** Directive **
Return each line containing "Join".

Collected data
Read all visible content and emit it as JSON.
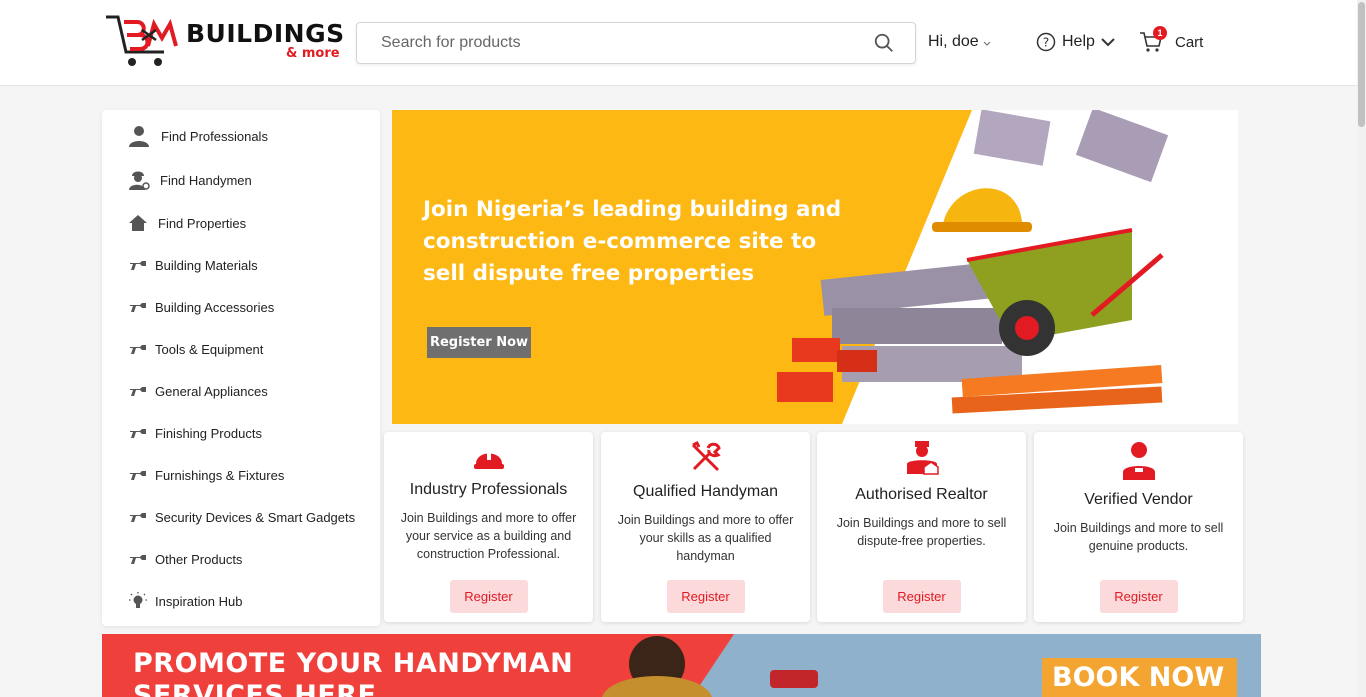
{
  "header": {
    "logo": {
      "wordmark": "BUILDINGS",
      "sub": "& more"
    },
    "search": {
      "placeholder": "Search for products"
    },
    "greeting": "Hi, doe",
    "help_label": "Help",
    "cart": {
      "label": "Cart",
      "count": "1"
    }
  },
  "sidebar": {
    "items": [
      {
        "label": "Find Professionals",
        "icon": "professional-icon"
      },
      {
        "label": "Find Handymen",
        "icon": "handyman-icon"
      },
      {
        "label": "Find Properties",
        "icon": "home-icon"
      },
      {
        "label": "Building Materials",
        "icon": "tool-icon"
      },
      {
        "label": "Building Accessories",
        "icon": "tool-icon"
      },
      {
        "label": "Tools & Equipment",
        "icon": "tool-icon"
      },
      {
        "label": "General Appliances",
        "icon": "tool-icon"
      },
      {
        "label": "Finishing Products",
        "icon": "tool-icon"
      },
      {
        "label": "Furnishings & Fixtures",
        "icon": "tool-icon"
      },
      {
        "label": "Security Devices & Smart Gadgets",
        "icon": "tool-icon"
      },
      {
        "label": "Other Products",
        "icon": "tool-icon"
      },
      {
        "label": "Inspiration Hub",
        "icon": "lightbulb-icon"
      }
    ]
  },
  "hero": {
    "headline": "Join Nigeria’s leading building and construction e-commerce site to sell dispute free properties",
    "button": "Register Now"
  },
  "cards": [
    {
      "title": "Industry Professionals",
      "desc": "Join Buildings and more to offer your service as a building and construction Professional.",
      "button": "Register",
      "icon": "hard-hat-icon"
    },
    {
      "title": "Qualified Handyman",
      "desc": "Join Buildings and more to offer your skills as a qualified handyman",
      "button": "Register",
      "icon": "tools-icon"
    },
    {
      "title": "Authorised Realtor",
      "desc": "Join Buildings and more to sell dispute-free properties.",
      "button": "Register",
      "icon": "realtor-icon"
    },
    {
      "title": "Verified Vendor",
      "desc": "Join Buildings and more to sell genuine products.",
      "button": "Register",
      "icon": "vendor-icon"
    }
  ],
  "promo": {
    "headline_line1": "PROMOTE YOUR HANDYMAN",
    "headline_line2": "SERVICES HERE",
    "cta": "BOOK NOW"
  },
  "colors": {
    "brand_red": "#e21b23",
    "hero_yellow": "#fdb813",
    "register_bg": "#fcd9db"
  }
}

** Written response **
    "headline": "Join Nigeria’s leading building and construction e-commerce site to sell dispute free properties",
      "desc": "Join Buildings and more to offer your service as a building and construction Professional.",
      "desc": "Join Buildings and more to offer your skills as a qualified handyman",
      "desc": "Join Buildings and more to sell dispute-free properties.",
      "desc": "Join Buildings and more to sell genuine products.",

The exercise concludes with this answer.